■ **Goal**:
Retype all material exactly. Pictures stay out of the copy.

--- Begin Data shown ---

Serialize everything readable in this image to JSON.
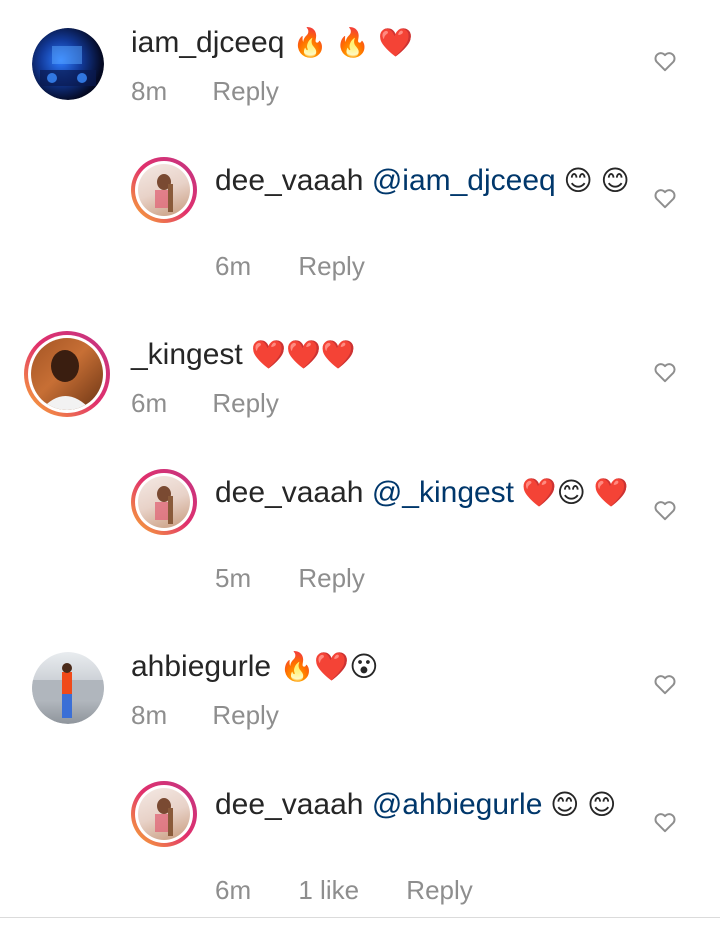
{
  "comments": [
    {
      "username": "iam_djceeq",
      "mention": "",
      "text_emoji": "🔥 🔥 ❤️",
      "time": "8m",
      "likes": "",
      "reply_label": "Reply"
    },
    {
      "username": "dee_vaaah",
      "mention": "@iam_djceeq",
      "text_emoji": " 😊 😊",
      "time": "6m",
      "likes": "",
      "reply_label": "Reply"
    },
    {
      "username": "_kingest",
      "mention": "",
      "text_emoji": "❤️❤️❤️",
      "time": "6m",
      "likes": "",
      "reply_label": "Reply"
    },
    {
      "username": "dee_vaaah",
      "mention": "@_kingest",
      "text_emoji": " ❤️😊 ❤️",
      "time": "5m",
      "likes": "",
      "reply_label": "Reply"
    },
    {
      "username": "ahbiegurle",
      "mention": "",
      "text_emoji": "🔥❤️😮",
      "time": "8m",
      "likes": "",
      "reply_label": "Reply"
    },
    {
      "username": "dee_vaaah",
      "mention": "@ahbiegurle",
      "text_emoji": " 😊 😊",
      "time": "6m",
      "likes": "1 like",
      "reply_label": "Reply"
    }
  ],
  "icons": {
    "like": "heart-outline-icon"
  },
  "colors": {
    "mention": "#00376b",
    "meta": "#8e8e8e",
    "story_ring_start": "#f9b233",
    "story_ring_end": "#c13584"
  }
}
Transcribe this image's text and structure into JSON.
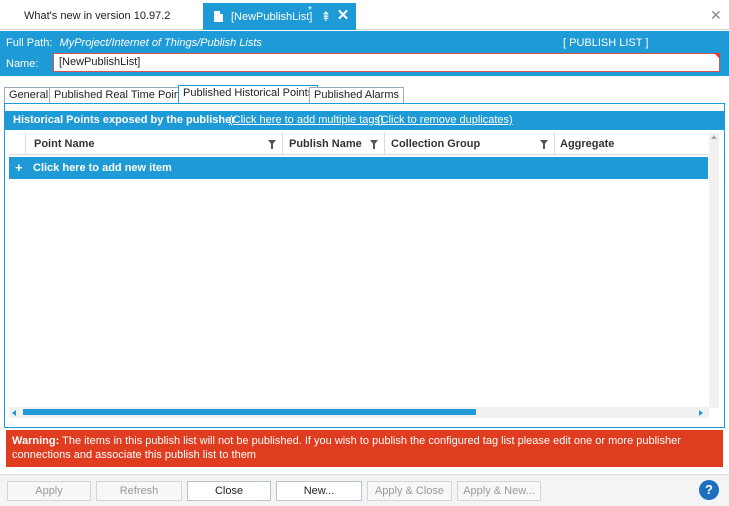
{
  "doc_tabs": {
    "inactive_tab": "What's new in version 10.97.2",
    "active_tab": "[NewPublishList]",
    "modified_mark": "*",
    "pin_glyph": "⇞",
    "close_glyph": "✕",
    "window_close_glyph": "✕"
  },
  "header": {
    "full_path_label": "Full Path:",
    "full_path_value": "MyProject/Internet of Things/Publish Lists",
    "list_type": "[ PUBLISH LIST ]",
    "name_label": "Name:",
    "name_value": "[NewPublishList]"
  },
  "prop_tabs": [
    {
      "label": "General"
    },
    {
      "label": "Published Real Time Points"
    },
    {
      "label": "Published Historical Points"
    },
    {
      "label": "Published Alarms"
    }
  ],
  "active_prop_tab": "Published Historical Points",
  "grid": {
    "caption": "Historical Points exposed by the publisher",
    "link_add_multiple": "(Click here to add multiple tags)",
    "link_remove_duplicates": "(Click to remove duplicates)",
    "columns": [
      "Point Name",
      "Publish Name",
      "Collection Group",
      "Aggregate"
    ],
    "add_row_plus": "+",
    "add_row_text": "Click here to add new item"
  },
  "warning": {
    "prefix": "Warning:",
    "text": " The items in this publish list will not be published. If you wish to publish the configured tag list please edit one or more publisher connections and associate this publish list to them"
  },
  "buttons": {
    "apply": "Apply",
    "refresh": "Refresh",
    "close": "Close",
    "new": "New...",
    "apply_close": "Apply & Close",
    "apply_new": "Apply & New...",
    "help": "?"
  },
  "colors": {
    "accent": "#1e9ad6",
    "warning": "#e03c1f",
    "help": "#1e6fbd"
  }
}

--- End Data shown ---

■ **The output**:
Serialize everything readable in this image to JSON.
{
  "comments": [
    {
      "username": "iam_djceeq",
      "mention": "",
      "text_emoji": "🔥 🔥 ❤️",
      "time": "8m",
      "likes": "",
      "reply_label": "Reply"
    },
    {
      "username": "dee_vaaah",
      "mention": "@iam_djceeq",
      "text_emoji": " 😊 😊",
      "time": "6m",
      "likes": "",
      "reply_label": "Reply"
    },
    {
      "username": "_kingest",
      "mention": "",
      "text_emoji": "❤️❤️❤️",
      "time": "6m",
      "likes": "",
      "reply_label": "Reply"
    },
    {
      "username": "dee_vaaah",
      "mention": "@_kingest",
      "text_emoji": " ❤️😊 ❤️",
      "time": "5m",
      "likes": "",
      "reply_label": "Reply"
    },
    {
      "username": "ahbiegurle",
      "mention": "",
      "text_emoji": "🔥❤️😮",
      "time": "8m",
      "likes": "",
      "reply_label": "Reply"
    },
    {
      "username": "dee_vaaah",
      "mention": "@ahbiegurle",
      "text_emoji": " 😊 😊",
      "time": "6m",
      "likes": "1 like",
      "reply_label": "Reply"
    }
  ],
  "icons": {
    "like": "heart-outline-icon"
  },
  "colors": {
    "mention": "#00376b",
    "meta": "#8e8e8e",
    "story_ring_start": "#f9b233",
    "story_ring_end": "#c13584"
  }
}
Transcribe this image's text and structure into JSON.
{
  "doc_tabs": {
    "inactive_tab": "What's new in version 10.97.2",
    "active_tab": "[NewPublishList]",
    "modified_mark": "*",
    "pin_glyph": "⇞",
    "close_glyph": "✕",
    "window_close_glyph": "✕"
  },
  "header": {
    "full_path_label": "Full Path:",
    "full_path_value": "MyProject/Internet of Things/Publish Lists",
    "list_type": "[ PUBLISH LIST ]",
    "name_label": "Name:",
    "name_value": "[NewPublishList]"
  },
  "prop_tabs": [
    {
      "label": "General"
    },
    {
      "label": "Published Real Time Points"
    },
    {
      "label": "Published Historical Points"
    },
    {
      "label": "Published Alarms"
    }
  ],
  "active_prop_tab": "Published Historical Points",
  "grid": {
    "caption": "Historical Points exposed by the publisher",
    "link_add_multiple": "(Click here to add multiple tags)",
    "link_remove_duplicates": "(Click to remove duplicates)",
    "columns": [
      "Point Name",
      "Publish Name",
      "Collection Group",
      "Aggregate"
    ],
    "add_row_plus": "+",
    "add_row_text": "Click here to add new item"
  },
  "warning": {
    "prefix": "Warning:",
    "text": " The items in this publish list will not be published. If you wish to publish the configured tag list please edit one or more publisher connections and associate this publish list to them"
  },
  "buttons": {
    "apply": "Apply",
    "refresh": "Refresh",
    "close": "Close",
    "new": "New...",
    "apply_close": "Apply & Close",
    "apply_new": "Apply & New...",
    "help": "?"
  },
  "colors": {
    "accent": "#1e9ad6",
    "warning": "#e03c1f",
    "help": "#1e6fbd"
  }
}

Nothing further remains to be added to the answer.